Give back the full listing, character for character, with no pictures.

(Part of a data file)
# # #
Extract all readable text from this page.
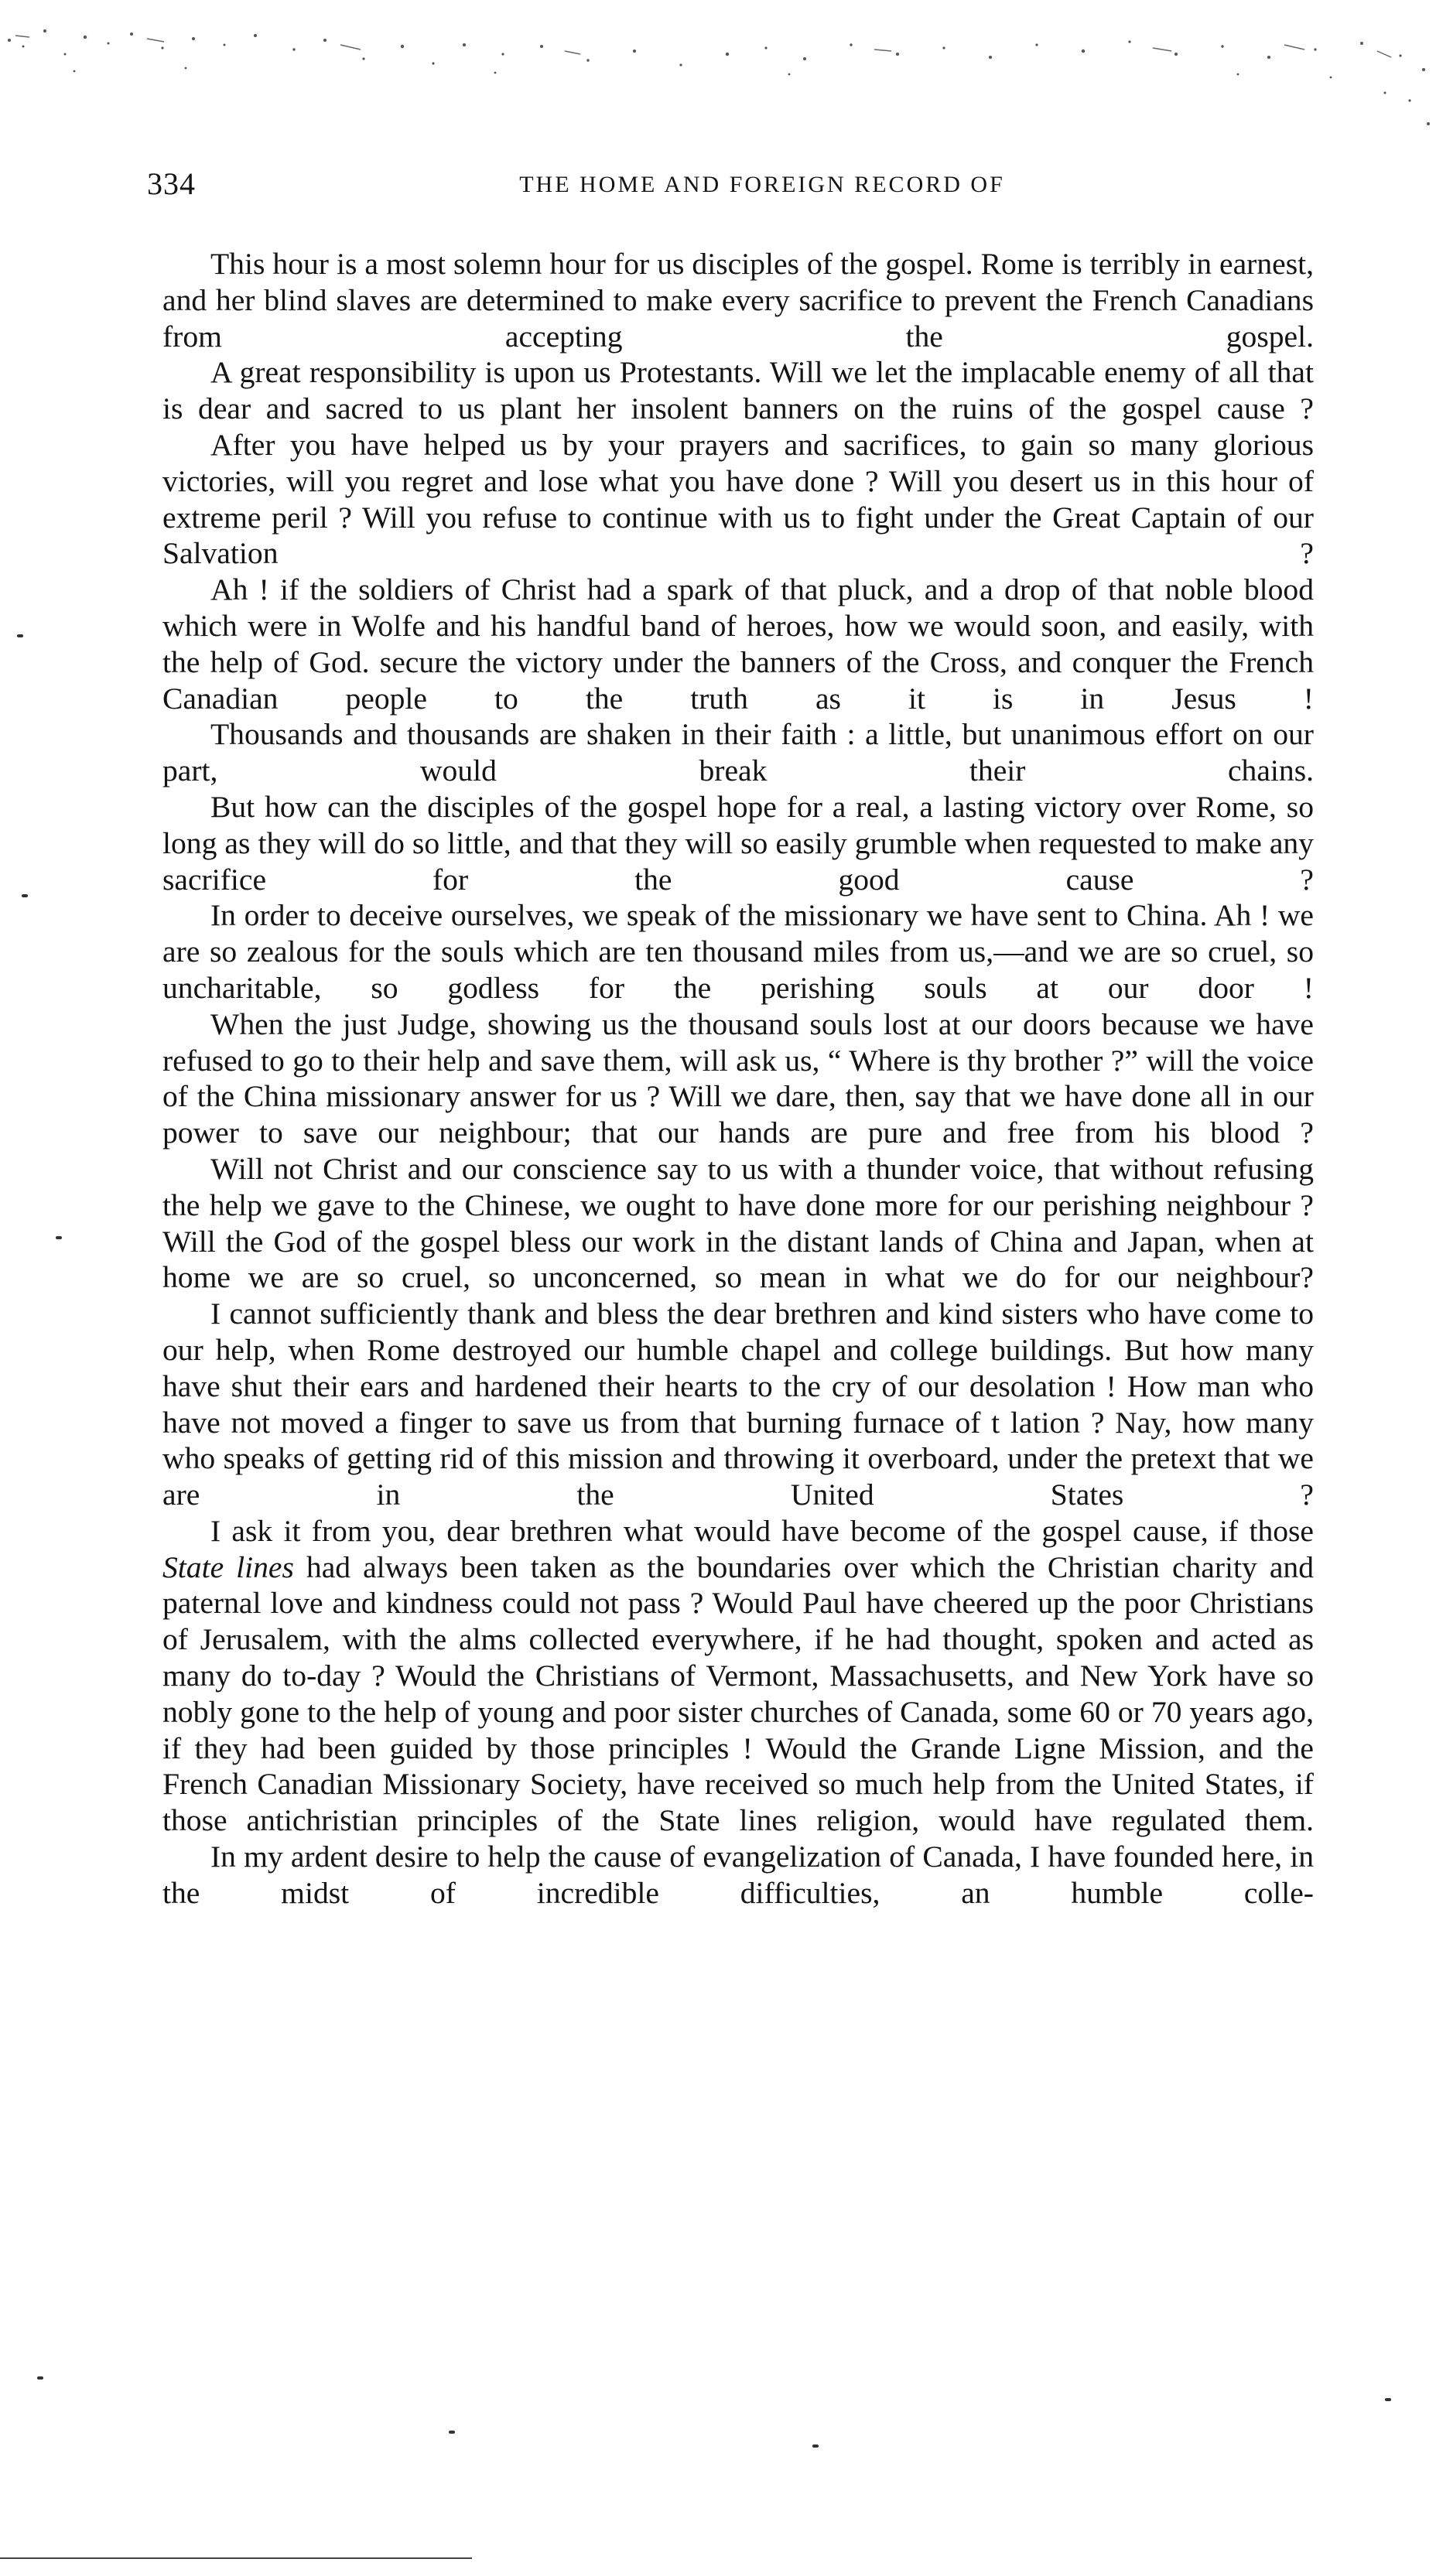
334	THE HOME AND FOREIGN RECORD OF

This hour is a most solemn hour for us disciples of the gospel. Rome is terribly in earnest, and her blind slaves are determined to make every sacrifice to prevent the French Canadians from accepting the gospel.

A great responsibility is upon us Protestants. Will we let the implacable enemy of all that is dear and sacred to us plant her insolent banners on the ruins of the gospel cause ?

After you have helped us by your prayers and sacrifices, to gain so many glorious victories, will you regret and lose what you have done ? Will you desert us in this hour of extreme peril ? Will you refuse to continue with us to fight under the Great Captain of our Salvation ?

Ah ! if the soldiers of Christ had a spark of that pluck, and a drop of that noble blood which were in Wolfe and his handful band of heroes, how we would soon, and easily, with the help of God. secure the victory under the banners of the Cross, and conquer the French Canadian people to the truth as it is in Jesus !

Thousands and thousands are shaken in their faith : a little, but unanimous effort on our part, would break their chains.

But how can the disciples of the gospel hope for a real, a lasting victory over Rome, so long as they will do so little, and that they will so easily grumble when requested to make any sacrifice for the good cause ?

In order to deceive ourselves, we speak of the missionary we have sent to China. Ah ! we are so zealous for the souls which are ten thousand miles from us,—and we are so cruel, so uncharitable, so godless for the perishing souls at our door !

When the just Judge, showing us the thousand souls lost at our doors because we have refused to go to their help and save them, will ask us, “ Where is thy brother ?” will the voice of the China missionary answer for us ? Will we dare, then, say that we have done all in our power to save our neighbour; that our hands are pure and free from his blood ?

Will not Christ and our conscience say to us with a thunder voice, that without refusing the help we gave to the Chinese, we ought to have done more for our perishing neighbour ? Will the God of the gospel bless our work in the distant lands of China and Japan, when at home we are so cruel, so unconcerned, so mean in what we do for our neighbour?

I cannot sufficiently thank and bless the dear brethren and kind sisters who have come to our help, when Rome destroyed our humble chapel and college buildings. But how many have shut their ears and hardened their hearts to the cry of our desolation ! How man who have not moved a finger to save us from that burning furnace of t lation ? Nay, how many who speaks of getting rid of this mission and throwing it overboard, under the pretext that we are in the United States ?

I ask it from you, dear brethren what would have become of the gospel cause, if those State lines had always been taken as the boundaries over which the Christian charity and paternal love and kindness could not pass ? Would Paul have cheered up the poor Christians of Jerusalem, with the alms collected everywhere, if he had thought, spoken and acted as many do to-day ? Would the Christians of Vermont, Massachusetts, and New York have so nobly gone to the help of young and poor sister churches of Canada, some 60 or 70 years ago, if they had been guided by those principles ! Would the Grande Ligne Mission, and the French Canadian Missionary Society, have received so much help from the United States, if those antichristian principles of the State lines religion, would have regulated them.

In my ardent desire to help the cause of evangelization of Canada, I have founded here, in the midst of incredible difficulties, an humble colle-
# # #
→ COMPLETE RESPONSE:
Extract all readable text from this page.
334	THE HOME AND FOREIGN RECORD OF

This hour is a most solemn hour for us disciples of the gospel. Rome is terribly in earnest, and her blind slaves are determined to make every sacrifice to prevent the French Canadians from accepting the gospel.

A great responsibility is upon us Protestants. Will we let the implacable enemy of all that is dear and sacred to us plant her insolent banners on the ruins of the gospel cause ?

After you have helped us by your prayers and sacrifices, to gain so many glorious victories, will you regret and lose what you have done ? Will you desert us in this hour of extreme peril ? Will you refuse to continue with us to fight under the Great Captain of our Salvation ?

Ah ! if the soldiers of Christ had a spark of that pluck, and a drop of that noble blood which were in Wolfe and his handful band of heroes, how we would soon, and easily, with the help of God. secure the victory under the banners of the Cross, and conquer the French Canadian people to the truth as it is in Jesus !

Thousands and thousands are shaken in their faith : a little, but unanimous effort on our part, would break their chains.

But how can the disciples of the gospel hope for a real, a lasting victory over Rome, so long as they will do so little, and that they will so easily grumble when requested to make any sacrifice for the good cause ?

In order to deceive ourselves, we speak of the missionary we have sent to China. Ah ! we are so zealous for the souls which are ten thousand miles from us,—and we are so cruel, so uncharitable, so godless for the perishing souls at our door !

When the just Judge, showing us the thousand souls lost at our doors because we have refused to go to their help and save them, will ask us, “ Where is thy brother ?” will the voice of the China missionary answer for us ? Will we dare, then, say that we have done all in our power to save our neighbour; that our hands are pure and free from his blood ?

Will not Christ and our conscience say to us with a thunder voice, that without refusing the help we gave to the Chinese, we ought to have done more for our perishing neighbour ? Will the God of the gospel bless our work in the distant lands of China and Japan, when at home we are so cruel, so unconcerned, so mean in what we do for our neighbour?

I cannot sufficiently thank and bless the dear brethren and kind sisters who have come to our help, when Rome destroyed our humble chapel and college buildings. But how many have shut their ears and hardened their hearts to the cry of our desolation ! How man who have not moved a finger to save us from that burning furnace of t lation ? Nay, how many who speaks of getting rid of this mission and throwing it overboard, under the pretext that we are in the United States ?

I ask it from you, dear brethren what would have become of the gospel cause, if those State lines had always been taken as the boundaries over which the Christian charity and paternal love and kindness could not pass ? Would Paul have cheered up the poor Christians of Jerusalem, with the alms collected everywhere, if he had thought, spoken and acted as many do to-day ? Would the Christians of Vermont, Massachusetts, and New York have so nobly gone to the help of young and poor sister churches of Canada, some 60 or 70 years ago, if they had been guided by those principles ! Would the Grande Ligne Mission, and the French Canadian Missionary Society, have received so much help from the United States, if those antichristian principles of the State lines religion, would have regulated them.

In my ardent desire to help the cause of evangelization of Canada, I have founded here, in the midst of incredible difficulties, an humble colle-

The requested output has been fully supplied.